• **Stated exercise**
Single out the lines of the material that contain "Labels" and copy them.

• **Records provided**
____________
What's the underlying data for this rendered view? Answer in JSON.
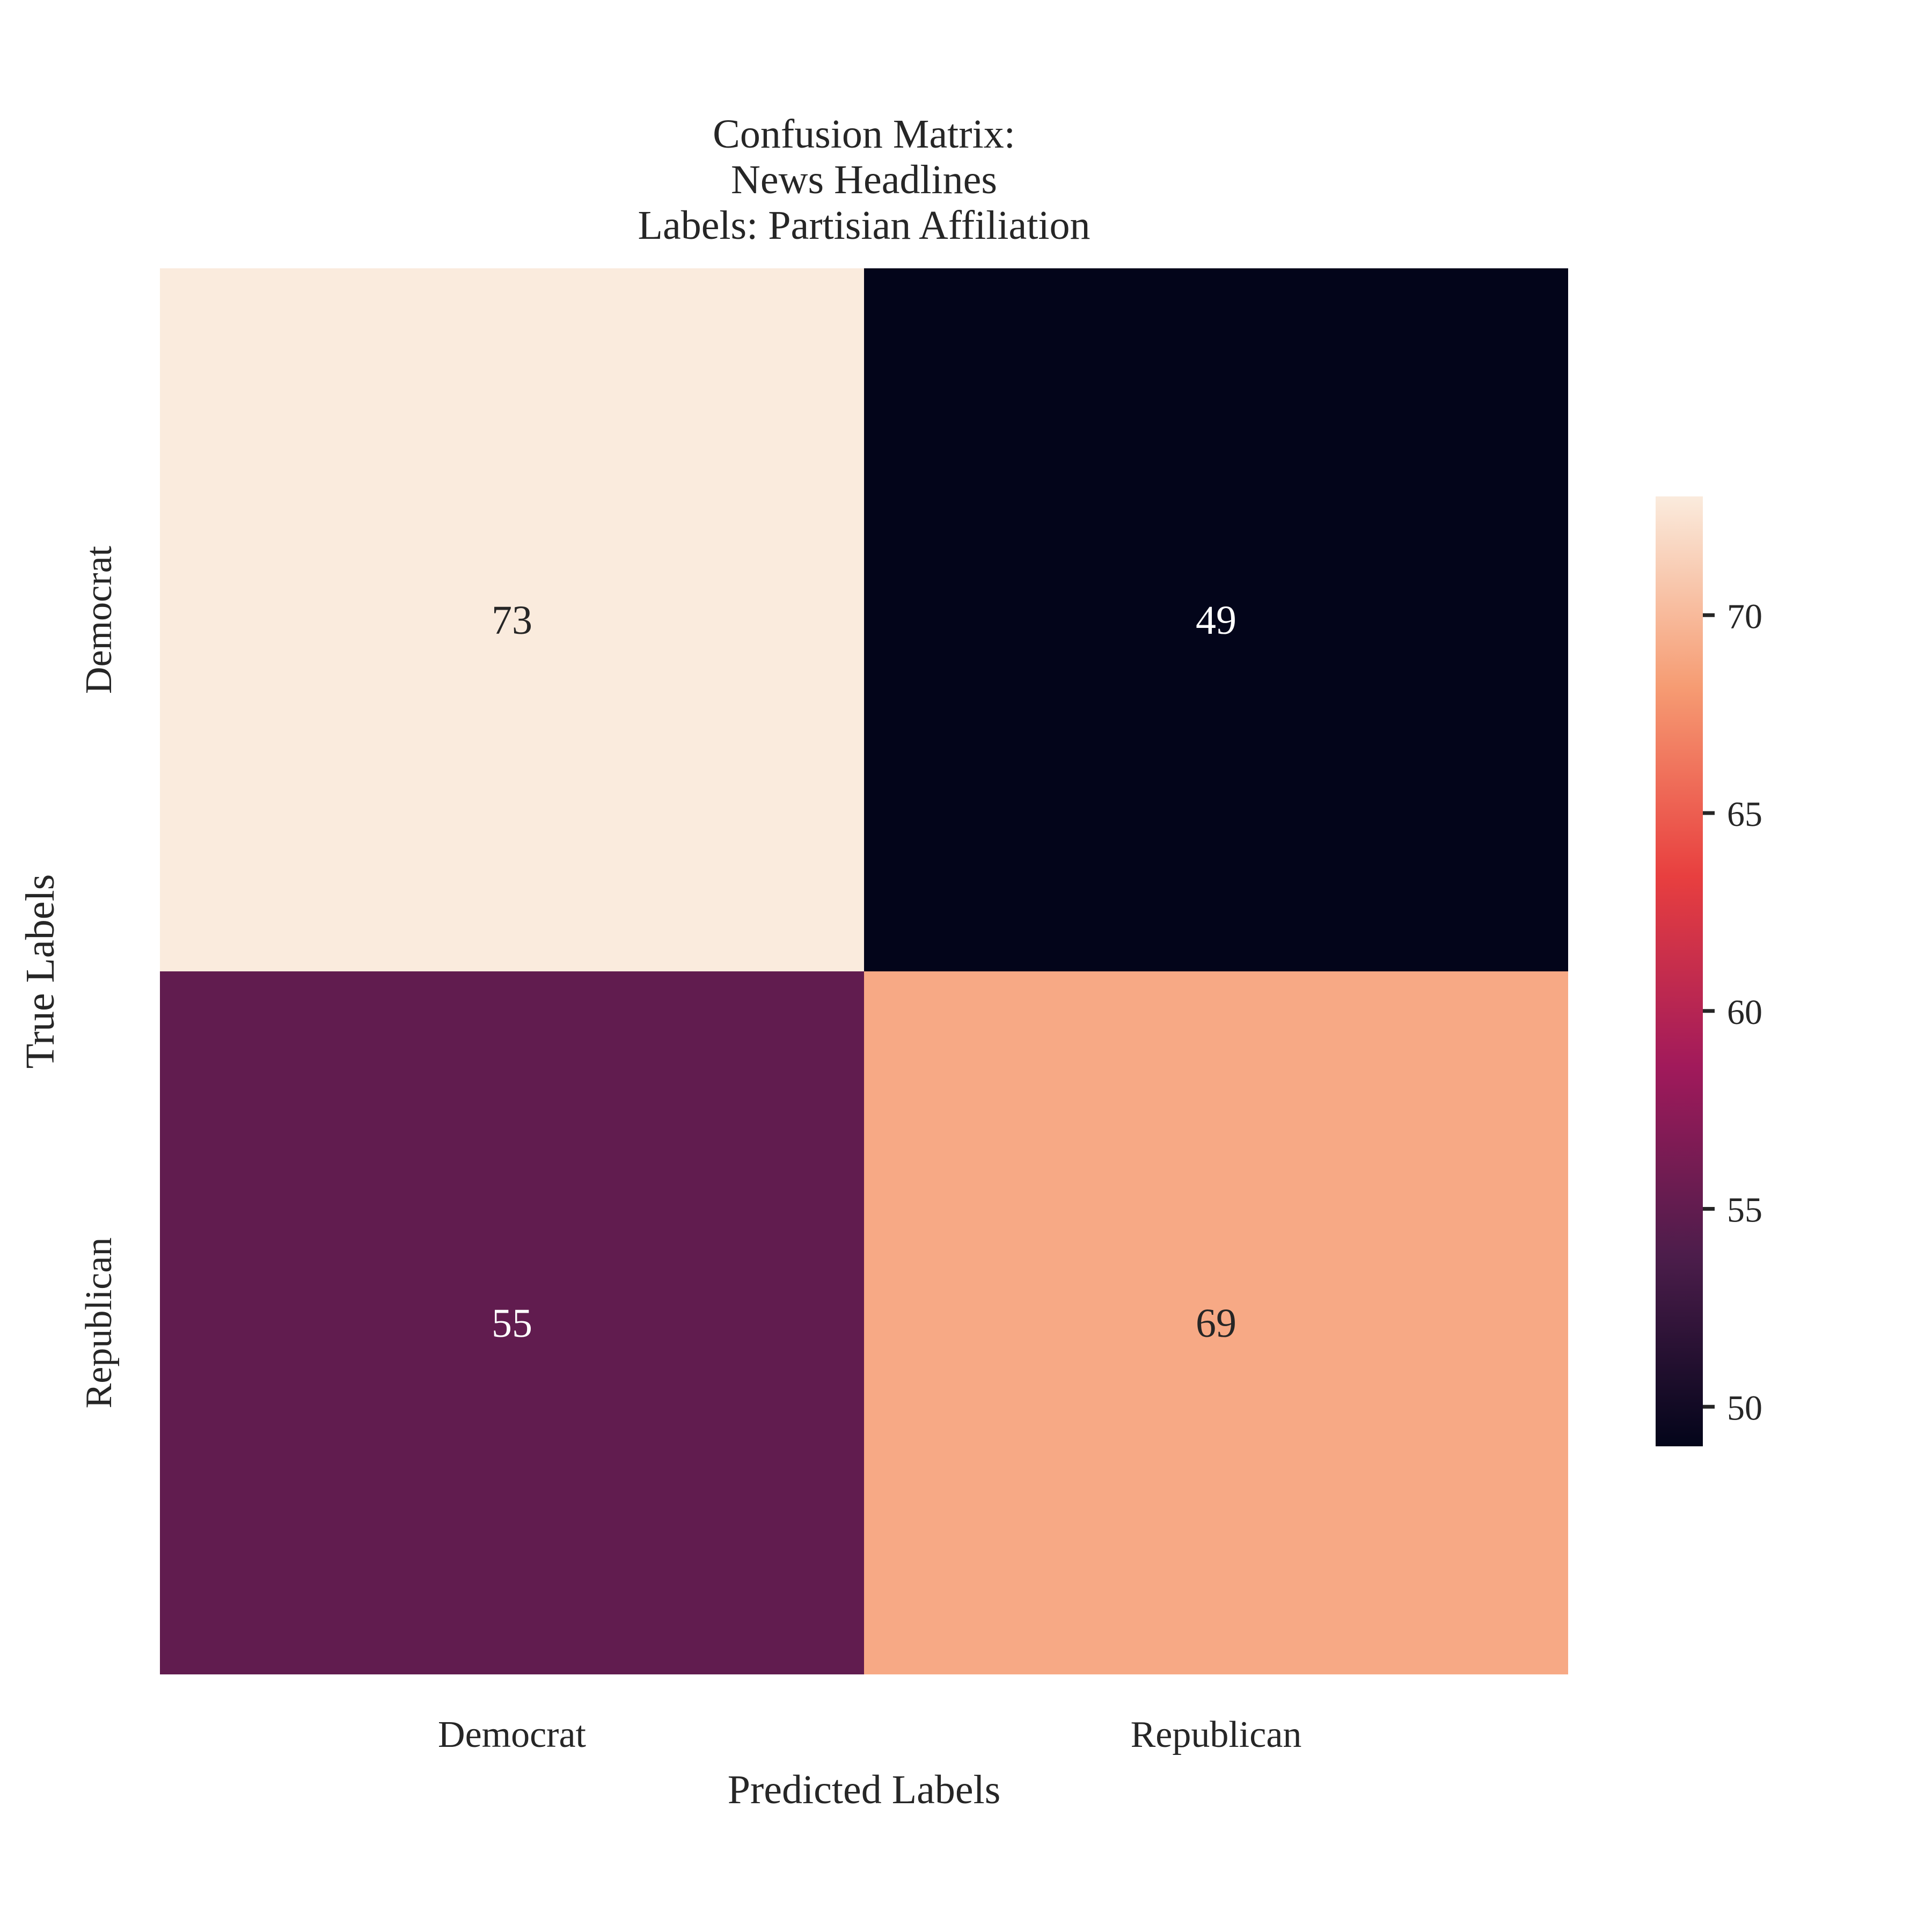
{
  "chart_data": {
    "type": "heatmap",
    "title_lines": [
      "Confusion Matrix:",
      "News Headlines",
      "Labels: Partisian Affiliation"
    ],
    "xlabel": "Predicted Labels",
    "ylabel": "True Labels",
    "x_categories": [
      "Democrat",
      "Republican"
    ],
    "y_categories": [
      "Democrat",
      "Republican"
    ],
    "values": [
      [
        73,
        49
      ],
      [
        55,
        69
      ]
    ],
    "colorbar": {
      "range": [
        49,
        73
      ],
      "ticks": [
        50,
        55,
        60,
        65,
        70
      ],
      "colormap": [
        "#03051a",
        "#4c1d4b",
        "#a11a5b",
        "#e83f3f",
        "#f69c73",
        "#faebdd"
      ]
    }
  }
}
____________
• **Correct output**
      "Labels: Partisian Affiliation"
    "xlabel": "Predicted Labels",
    "ylabel": "True Labels",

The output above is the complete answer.